— BEGIN INPUT ROWS —

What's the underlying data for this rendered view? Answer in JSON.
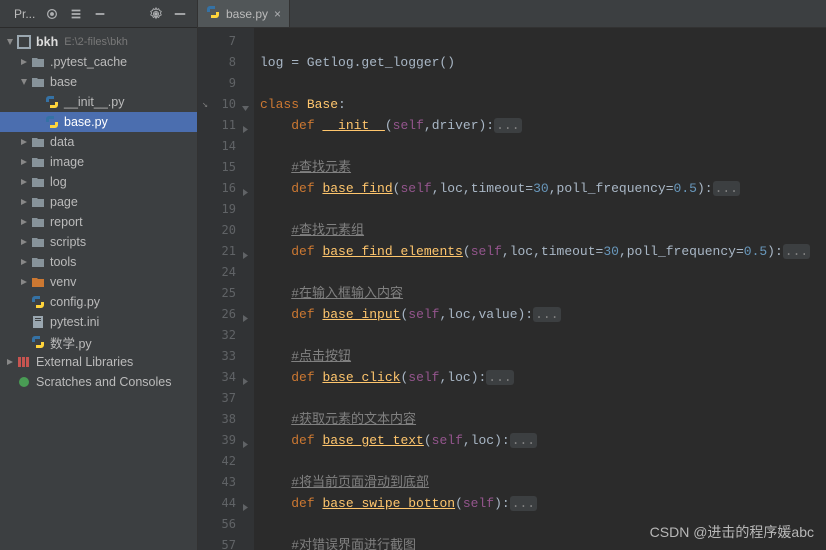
{
  "sidebar": {
    "title": "Pr...",
    "root": {
      "name": "bkh",
      "path": "E:\\2-files\\bkh"
    },
    "children": [
      {
        "label": ".pytest_cache",
        "type": "folder",
        "expanded": false
      },
      {
        "label": "base",
        "type": "folder",
        "expanded": true,
        "children": [
          {
            "label": "__init__.py",
            "type": "py"
          },
          {
            "label": "base.py",
            "type": "py",
            "selected": true
          }
        ]
      },
      {
        "label": "data",
        "type": "folder"
      },
      {
        "label": "image",
        "type": "folder"
      },
      {
        "label": "log",
        "type": "folder"
      },
      {
        "label": "page",
        "type": "folder"
      },
      {
        "label": "report",
        "type": "folder"
      },
      {
        "label": "scripts",
        "type": "folder"
      },
      {
        "label": "tools",
        "type": "folder"
      },
      {
        "label": "venv",
        "type": "venv"
      },
      {
        "label": "config.py",
        "type": "py"
      },
      {
        "label": "pytest.ini",
        "type": "ini"
      },
      {
        "label": "数学.py",
        "type": "py"
      }
    ],
    "external": "External Libraries",
    "scratches": "Scratches and Consoles"
  },
  "tab": {
    "label": "base.py"
  },
  "code": {
    "lines": [
      {
        "n": "7",
        "t": ""
      },
      {
        "n": "8",
        "t": "log = Getlog.get_logger()"
      },
      {
        "n": "9",
        "t": ""
      },
      {
        "n": "10",
        "t": "<kw>class</kw> <fn>Base</fn>:",
        "mark": "class",
        "fold": "down"
      },
      {
        "n": "11",
        "t": "    <kw>def</kw> <fnu>__init__</fnu>(<self>self</self>,driver):<dots>...</dots>",
        "fold": "right"
      },
      {
        "n": "14",
        "t": ""
      },
      {
        "n": "15",
        "t": "    <cmt>#查找元素</cmt>"
      },
      {
        "n": "16",
        "t": "    <kw>def</kw> <fnu>base_find</fnu>(<self>self</self>,loc,timeout=<num>30</num>,poll_frequency=<num>0.5</num>):<dots>...</dots>",
        "fold": "right"
      },
      {
        "n": "19",
        "t": ""
      },
      {
        "n": "20",
        "t": "    <cmt>#查找元素组</cmt>"
      },
      {
        "n": "21",
        "t": "    <kw>def</kw> <fnu>base_find_elements</fnu>(<self>self</self>,loc,timeout=<num>30</num>,poll_frequency=<num>0.5</num>):<dots>...</dots>",
        "fold": "right"
      },
      {
        "n": "24",
        "t": ""
      },
      {
        "n": "25",
        "t": "    <cmt>#在输入框输入内容</cmt>"
      },
      {
        "n": "26",
        "t": "    <kw>def</kw> <fnu>base_input</fnu>(<self>self</self>,loc,value):<dots>...</dots>",
        "fold": "right"
      },
      {
        "n": "32",
        "t": ""
      },
      {
        "n": "33",
        "t": "    <cmt>#点击按钮</cmt>"
      },
      {
        "n": "34",
        "t": "    <kw>def</kw> <fnu>base_click</fnu>(<self>self</self>,loc):<dots>...</dots>",
        "fold": "right"
      },
      {
        "n": "37",
        "t": ""
      },
      {
        "n": "38",
        "t": "    <cmt>#获取元素的文本内容</cmt>"
      },
      {
        "n": "39",
        "t": "    <kw>def</kw> <fnu>base_get_text</fnu>(<self>self</self>,loc):<dots>...</dots>",
        "fold": "right"
      },
      {
        "n": "42",
        "t": ""
      },
      {
        "n": "43",
        "t": "    <cmt>#将当前页面滑动到底部</cmt>"
      },
      {
        "n": "44",
        "t": "    <kw>def</kw> <fnu>base_swipe_botton</fnu>(<self>self</self>):<dots>...</dots>",
        "fold": "right"
      },
      {
        "n": "56",
        "t": ""
      },
      {
        "n": "57",
        "t": "    <cmt>#对错误界面进行截图</cmt>"
      }
    ]
  },
  "watermark": "CSDN @进击的程序媛abc"
}
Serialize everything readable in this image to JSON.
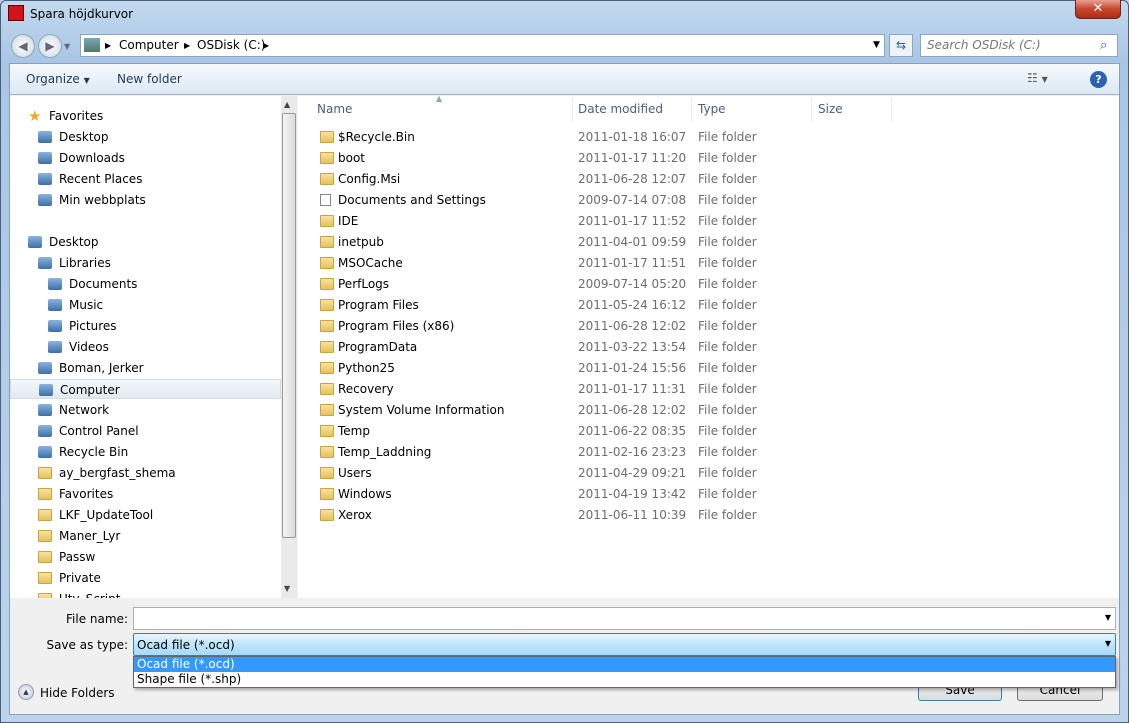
{
  "window": {
    "title": "Spara höjdkurvor",
    "close": "✕"
  },
  "address": {
    "crumbs": [
      "Computer",
      "OSDisk (C:)"
    ],
    "search_placeholder": "Search OSDisk (C:)"
  },
  "toolbar": {
    "organize": "Organize",
    "new_folder": "New folder"
  },
  "nav": [
    {
      "label": "Favorites",
      "level": 0,
      "icon": "star-icon"
    },
    {
      "label": "Desktop",
      "level": 1,
      "icon": "desktop-icon"
    },
    {
      "label": "Downloads",
      "level": 1,
      "icon": "downloads-icon"
    },
    {
      "label": "Recent Places",
      "level": 1,
      "icon": "recent-places-icon"
    },
    {
      "label": "Min webbplats",
      "level": 1,
      "icon": "website-icon"
    },
    {
      "label": "",
      "level": -1
    },
    {
      "label": "Desktop",
      "level": 0,
      "icon": "desktop-icon"
    },
    {
      "label": "Libraries",
      "level": 1,
      "icon": "libraries-icon"
    },
    {
      "label": "Documents",
      "level": 2,
      "icon": "documents-icon"
    },
    {
      "label": "Music",
      "level": 2,
      "icon": "music-icon"
    },
    {
      "label": "Pictures",
      "level": 2,
      "icon": "pictures-icon"
    },
    {
      "label": "Videos",
      "level": 2,
      "icon": "videos-icon"
    },
    {
      "label": "Boman, Jerker",
      "level": 1,
      "icon": "user-icon"
    },
    {
      "label": "Computer",
      "level": 1,
      "icon": "computer-icon",
      "selected": true
    },
    {
      "label": "Network",
      "level": 1,
      "icon": "network-icon"
    },
    {
      "label": "Control Panel",
      "level": 1,
      "icon": "control-panel-icon"
    },
    {
      "label": "Recycle Bin",
      "level": 1,
      "icon": "recycle-bin-icon"
    },
    {
      "label": "ay_bergfast_shema",
      "level": 1,
      "icon": "folder-icon"
    },
    {
      "label": "Favorites",
      "level": 1,
      "icon": "folder-icon"
    },
    {
      "label": "LKF_UpdateTool",
      "level": 1,
      "icon": "folder-icon"
    },
    {
      "label": "Maner_Lyr",
      "level": 1,
      "icon": "folder-icon"
    },
    {
      "label": "Passw",
      "level": 1,
      "icon": "folder-icon"
    },
    {
      "label": "Private",
      "level": 1,
      "icon": "folder-icon"
    },
    {
      "label": "Utv_Script",
      "level": 1,
      "icon": "folder-icon"
    }
  ],
  "columns": [
    "Name",
    "Date modified",
    "Type",
    "Size"
  ],
  "files": [
    {
      "name": "$Recycle.Bin",
      "date": "2011-01-18 16:07",
      "type": "File folder"
    },
    {
      "name": "boot",
      "date": "2011-01-17 11:20",
      "type": "File folder"
    },
    {
      "name": "Config.Msi",
      "date": "2011-06-28 12:07",
      "type": "File folder"
    },
    {
      "name": "Documents and Settings",
      "date": "2009-07-14 07:08",
      "type": "File folder",
      "shortcut": true
    },
    {
      "name": "IDE",
      "date": "2011-01-17 11:52",
      "type": "File folder"
    },
    {
      "name": "inetpub",
      "date": "2011-04-01 09:59",
      "type": "File folder"
    },
    {
      "name": "MSOCache",
      "date": "2011-01-17 11:51",
      "type": "File folder"
    },
    {
      "name": "PerfLogs",
      "date": "2009-07-14 05:20",
      "type": "File folder"
    },
    {
      "name": "Program Files",
      "date": "2011-05-24 16:12",
      "type": "File folder"
    },
    {
      "name": "Program Files (x86)",
      "date": "2011-06-28 12:02",
      "type": "File folder"
    },
    {
      "name": "ProgramData",
      "date": "2011-03-22 13:54",
      "type": "File folder"
    },
    {
      "name": "Python25",
      "date": "2011-01-24 15:56",
      "type": "File folder"
    },
    {
      "name": "Recovery",
      "date": "2011-01-17 11:31",
      "type": "File folder"
    },
    {
      "name": "System Volume Information",
      "date": "2011-06-28 12:02",
      "type": "File folder"
    },
    {
      "name": "Temp",
      "date": "2011-06-22 08:35",
      "type": "File folder"
    },
    {
      "name": "Temp_Laddning",
      "date": "2011-02-16 23:23",
      "type": "File folder"
    },
    {
      "name": "Users",
      "date": "2011-04-29 09:21",
      "type": "File folder"
    },
    {
      "name": "Windows",
      "date": "2011-04-19 13:42",
      "type": "File folder"
    },
    {
      "name": "Xerox",
      "date": "2011-06-11 10:39",
      "type": "File folder"
    }
  ],
  "form": {
    "file_name_label": "File name:",
    "file_name_value": "",
    "type_label": "Save as type:",
    "type_value": "Ocad file (*.ocd)",
    "type_options": [
      "Ocad file (*.ocd)",
      "Shape file (*.shp)"
    ],
    "selected_option": 0
  },
  "buttons": {
    "hide_folders": "Hide Folders",
    "save": "Save",
    "cancel": "Cancel"
  },
  "colors": {
    "selection": "#3399ff",
    "header_text": "#1e395b"
  }
}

— END INPUT ROWS —

* **WORK INSTRUCTIONS**
What is the number of lines above that contain the string "Ocad"? Answer with the number alone.

* **CORRECT RESULT**
2